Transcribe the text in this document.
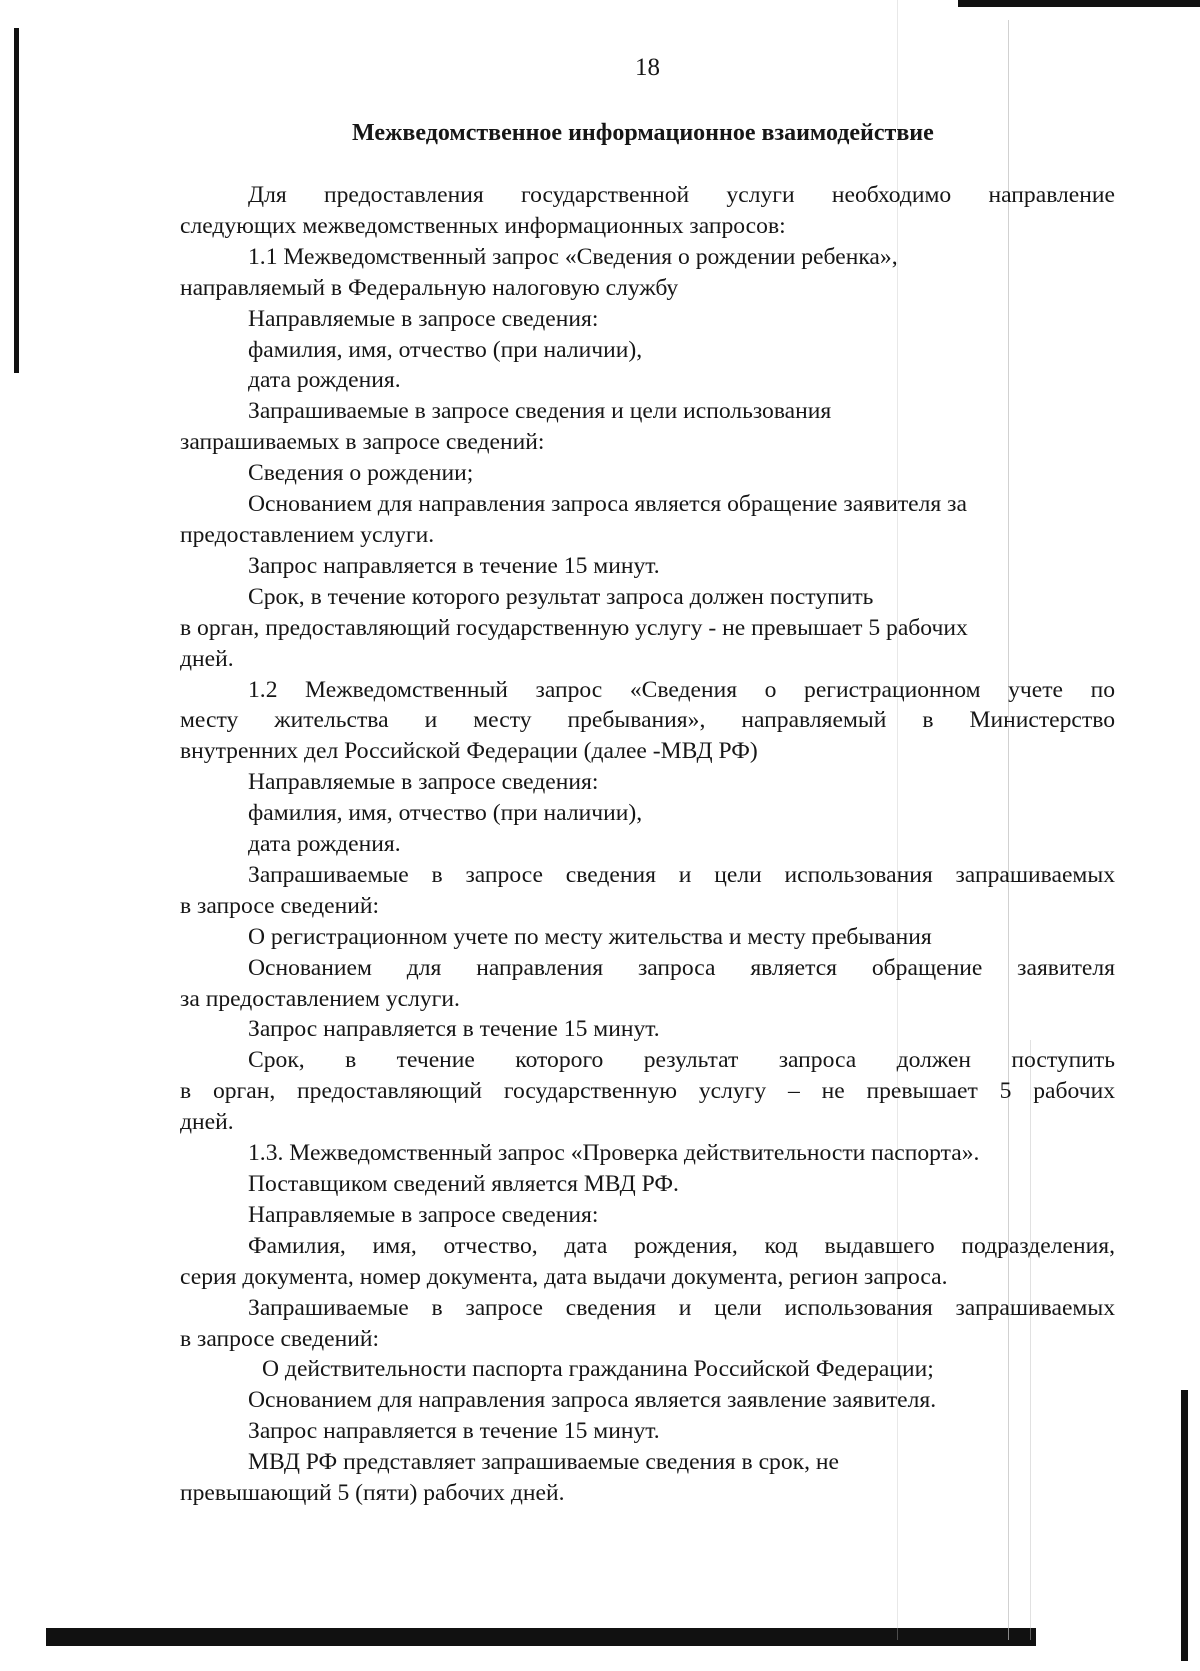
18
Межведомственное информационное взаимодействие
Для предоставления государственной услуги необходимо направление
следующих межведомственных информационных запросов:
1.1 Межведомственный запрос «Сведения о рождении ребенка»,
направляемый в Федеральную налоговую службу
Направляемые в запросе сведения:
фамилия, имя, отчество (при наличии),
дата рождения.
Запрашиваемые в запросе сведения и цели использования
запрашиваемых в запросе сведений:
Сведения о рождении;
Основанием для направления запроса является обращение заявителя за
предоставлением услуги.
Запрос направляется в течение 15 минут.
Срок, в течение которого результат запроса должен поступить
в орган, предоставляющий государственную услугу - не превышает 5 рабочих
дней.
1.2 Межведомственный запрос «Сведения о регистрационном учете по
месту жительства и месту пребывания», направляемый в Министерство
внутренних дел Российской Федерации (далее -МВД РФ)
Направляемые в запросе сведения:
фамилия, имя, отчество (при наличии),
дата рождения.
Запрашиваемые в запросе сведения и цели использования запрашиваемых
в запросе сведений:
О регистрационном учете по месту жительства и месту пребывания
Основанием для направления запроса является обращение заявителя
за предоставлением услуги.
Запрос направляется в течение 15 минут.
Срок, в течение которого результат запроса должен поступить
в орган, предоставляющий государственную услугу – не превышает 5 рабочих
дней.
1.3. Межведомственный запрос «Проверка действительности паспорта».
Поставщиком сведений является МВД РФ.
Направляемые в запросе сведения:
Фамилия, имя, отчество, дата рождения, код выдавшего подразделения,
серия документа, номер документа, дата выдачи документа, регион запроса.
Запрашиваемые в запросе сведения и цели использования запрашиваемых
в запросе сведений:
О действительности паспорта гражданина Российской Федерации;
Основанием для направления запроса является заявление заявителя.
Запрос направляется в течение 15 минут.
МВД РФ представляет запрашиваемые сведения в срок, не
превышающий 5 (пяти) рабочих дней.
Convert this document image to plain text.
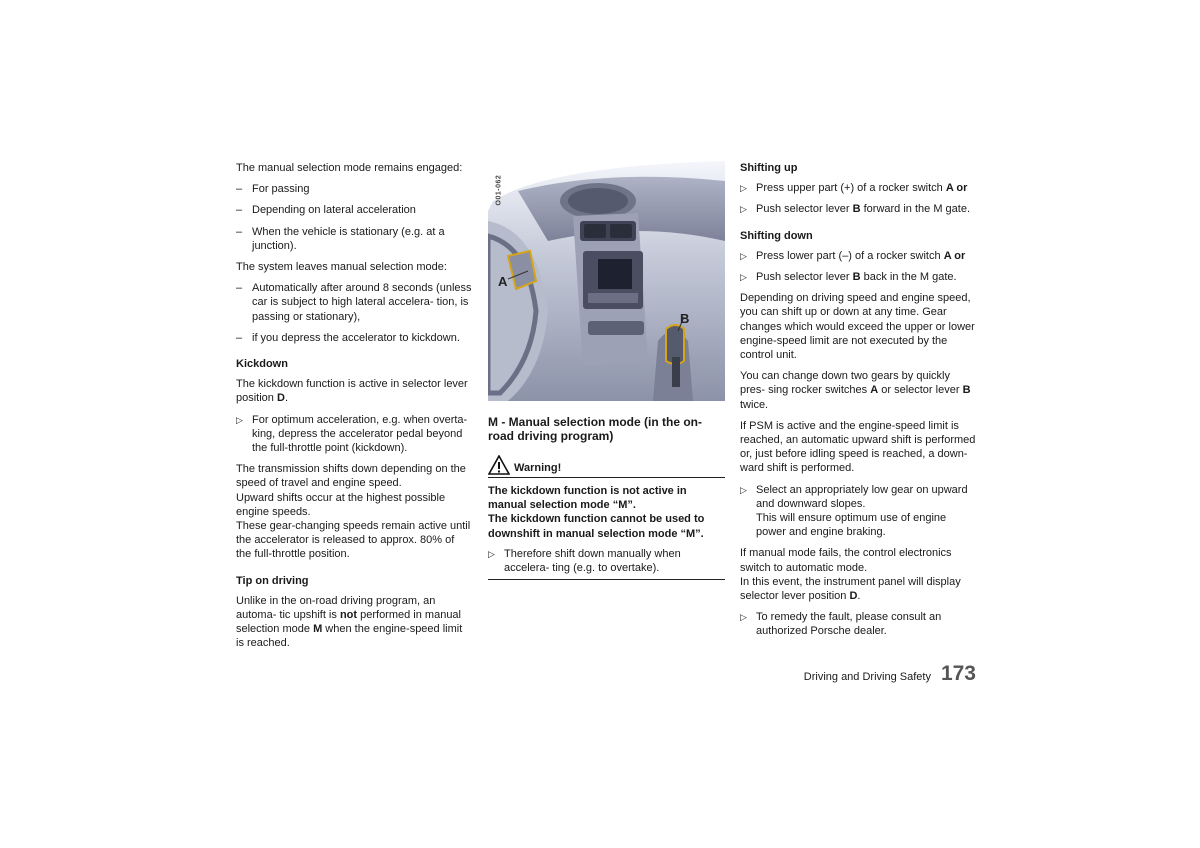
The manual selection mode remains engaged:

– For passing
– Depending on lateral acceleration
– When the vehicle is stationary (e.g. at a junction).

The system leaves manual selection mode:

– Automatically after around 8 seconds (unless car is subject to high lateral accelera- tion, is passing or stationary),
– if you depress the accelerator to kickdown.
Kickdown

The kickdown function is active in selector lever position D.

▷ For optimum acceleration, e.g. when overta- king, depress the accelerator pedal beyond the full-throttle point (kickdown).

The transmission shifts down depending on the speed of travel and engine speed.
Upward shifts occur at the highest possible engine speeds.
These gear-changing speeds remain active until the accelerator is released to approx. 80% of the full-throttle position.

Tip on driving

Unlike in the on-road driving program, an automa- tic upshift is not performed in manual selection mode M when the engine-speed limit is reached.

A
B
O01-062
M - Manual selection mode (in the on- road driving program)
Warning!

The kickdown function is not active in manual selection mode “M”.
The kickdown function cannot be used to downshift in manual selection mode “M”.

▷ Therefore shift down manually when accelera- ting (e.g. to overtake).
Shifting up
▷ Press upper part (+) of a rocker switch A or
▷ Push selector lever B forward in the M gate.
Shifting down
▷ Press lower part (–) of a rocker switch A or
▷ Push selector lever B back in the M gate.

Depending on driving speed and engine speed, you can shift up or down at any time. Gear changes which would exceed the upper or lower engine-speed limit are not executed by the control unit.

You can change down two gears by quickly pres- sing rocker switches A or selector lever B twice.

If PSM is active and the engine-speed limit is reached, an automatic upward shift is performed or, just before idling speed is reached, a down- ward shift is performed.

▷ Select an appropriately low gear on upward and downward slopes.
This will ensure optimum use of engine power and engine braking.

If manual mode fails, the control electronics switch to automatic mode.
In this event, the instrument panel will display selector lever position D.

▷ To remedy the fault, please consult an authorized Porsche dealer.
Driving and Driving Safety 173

○ ○ ○ ○ ○ ○ ○

→ **WRITTEN EXERCISE**: Copy out each line word for word, please, skipping the images.

→ **OUTPUT FOR THIS TASK**:
Transcribe the text in this document.
18
Межведомственное информационное взаимодействие
Для предоставления государственной услуги необходимо направление
следующих межведомственных информационных запросов:
1.1 Межведомственный запрос «Сведения о рождении ребенка»,
направляемый в Федеральную налоговую службу
Направляемые в запросе сведения:
фамилия, имя, отчество (при наличии),
дата рождения.
Запрашиваемые в запросе сведения и цели использования
запрашиваемых в запросе сведений:
Сведения о рождении;
Основанием для направления запроса является обращение заявителя за
предоставлением услуги.
Запрос направляется в течение 15 минут.
Срок, в течение которого результат запроса должен поступить
в орган, предоставляющий государственную услугу - не превышает 5 рабочих
дней.
1.2 Межведомственный запрос «Сведения о регистрационном учете по
месту жительства и месту пребывания», направляемый в Министерство
внутренних дел Российской Федерации (далее -МВД РФ)
Направляемые в запросе сведения:
фамилия, имя, отчество (при наличии),
дата рождения.
Запрашиваемые в запросе сведения и цели использования запрашиваемых
в запросе сведений:
О регистрационном учете по месту жительства и месту пребывания
Основанием для направления запроса является обращение заявителя
за предоставлением услуги.
Запрос направляется в течение 15 минут.
Срок, в течение которого результат запроса должен поступить
в орган, предоставляющий государственную услугу – не превышает 5 рабочих
дней.
1.3. Межведомственный запрос «Проверка действительности паспорта».
Поставщиком сведений является МВД РФ.
Направляемые в запросе сведения:
Фамилия, имя, отчество, дата рождения, код выдавшего подразделения,
серия документа, номер документа, дата выдачи документа, регион запроса.
Запрашиваемые в запросе сведения и цели использования запрашиваемых
в запросе сведений:
О действительности паспорта гражданина Российской Федерации;
Основанием для направления запроса является заявление заявителя.
Запрос направляется в течение 15 минут.
МВД РФ представляет запрашиваемые сведения в срок, не
превышающий 5 (пяти) рабочих дней.
Convert this document image to plain text.
The manual selection mode remains engaged:

– For passing
– Depending on lateral acceleration
– When the vehicle is stationary (e.g. at a junction).

The system leaves manual selection mode:

– Automatically after around 8 seconds (unless car is subject to high lateral accelera- tion, is passing or stationary),
– if you depress the accelerator to kickdown.
Kickdown

The kickdown function is active in selector lever position D.

▷ For optimum acceleration, e.g. when overta- king, depress the accelerator pedal beyond the full-throttle point (kickdown).

The transmission shifts down depending on the speed of travel and engine speed.
Upward shifts occur at the highest possible engine speeds.
These gear-changing speeds remain active until the accelerator is released to approx. 80% of the full-throttle position.

Tip on driving

Unlike in the on-road driving program, an automa- tic upshift is not performed in manual selection mode M when the engine-speed limit is reached.

A
B
O01-062
M - Manual selection mode (in the on- road driving program)
Warning!

The kickdown function is not active in manual selection mode “M”.
The kickdown function cannot be used to downshift in manual selection mode “M”.

▷ Therefore shift down manually when accelera- ting (e.g. to overtake).
Shifting up
▷ Press upper part (+) of a rocker switch A or
▷ Push selector lever B forward in the M gate.
Shifting down
▷ Press lower part (–) of a rocker switch A or
▷ Push selector lever B back in the M gate.

Depending on driving speed and engine speed, you can shift up or down at any time. Gear changes which would exceed the upper or lower engine-speed limit are not executed by the control unit.

You can change down two gears by quickly pres- sing rocker switches A or selector lever B twice.

If PSM is active and the engine-speed limit is reached, an automatic upward shift is performed or, just before idling speed is reached, a down- ward shift is performed.

▷ Select an appropriately low gear on upward and downward slopes.
This will ensure optimum use of engine power and engine braking.

If manual mode fails, the control electronics switch to automatic mode.
In this event, the instrument panel will display selector lever position D.

▷ To remedy the fault, please consult an authorized Porsche dealer.
Driving and Driving Safety 173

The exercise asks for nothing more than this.